--- SOURCE DATA Enclosed Below ---
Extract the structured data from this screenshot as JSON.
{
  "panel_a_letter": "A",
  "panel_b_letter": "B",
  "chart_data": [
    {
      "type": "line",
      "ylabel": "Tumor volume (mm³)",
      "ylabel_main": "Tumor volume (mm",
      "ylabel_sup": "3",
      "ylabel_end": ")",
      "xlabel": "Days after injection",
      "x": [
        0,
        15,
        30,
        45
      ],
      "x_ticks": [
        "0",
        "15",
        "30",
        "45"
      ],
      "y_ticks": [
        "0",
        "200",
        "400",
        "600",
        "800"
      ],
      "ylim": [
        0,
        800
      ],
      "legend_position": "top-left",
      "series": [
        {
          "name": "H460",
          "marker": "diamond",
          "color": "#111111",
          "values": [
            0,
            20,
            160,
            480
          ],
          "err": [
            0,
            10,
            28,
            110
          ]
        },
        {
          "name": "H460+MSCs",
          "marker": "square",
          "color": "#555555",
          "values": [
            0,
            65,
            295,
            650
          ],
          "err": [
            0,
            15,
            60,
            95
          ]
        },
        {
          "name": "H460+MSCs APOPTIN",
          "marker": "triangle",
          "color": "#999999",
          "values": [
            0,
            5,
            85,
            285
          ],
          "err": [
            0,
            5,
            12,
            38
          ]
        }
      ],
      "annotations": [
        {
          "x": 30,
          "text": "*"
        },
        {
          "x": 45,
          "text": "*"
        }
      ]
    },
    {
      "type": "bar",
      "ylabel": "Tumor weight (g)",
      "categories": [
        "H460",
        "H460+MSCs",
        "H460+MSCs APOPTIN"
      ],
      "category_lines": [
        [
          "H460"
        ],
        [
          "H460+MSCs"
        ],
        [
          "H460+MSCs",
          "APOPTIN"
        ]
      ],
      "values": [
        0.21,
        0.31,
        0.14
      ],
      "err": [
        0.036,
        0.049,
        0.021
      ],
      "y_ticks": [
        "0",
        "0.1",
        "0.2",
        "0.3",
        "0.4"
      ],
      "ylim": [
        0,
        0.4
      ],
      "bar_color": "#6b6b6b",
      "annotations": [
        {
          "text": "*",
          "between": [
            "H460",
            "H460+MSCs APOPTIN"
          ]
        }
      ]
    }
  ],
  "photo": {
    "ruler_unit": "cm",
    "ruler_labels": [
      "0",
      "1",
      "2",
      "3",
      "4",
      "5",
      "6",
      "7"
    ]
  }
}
--- End of Enclosed SOURCE DATA ---
TASK DESCRIPTION — Find the lines above that contain the word "MSCs" and copy each one.

EXERCISE RESPONSE —
          "name": "H460+MSCs",
          "name": "H460+MSCs APOPTIN",
        "H460+MSCs",
        "H460+MSCs APOPTIN"
          "H460+MSCs"
          "H460+MSCs",
            "H460+MSCs APOPTIN"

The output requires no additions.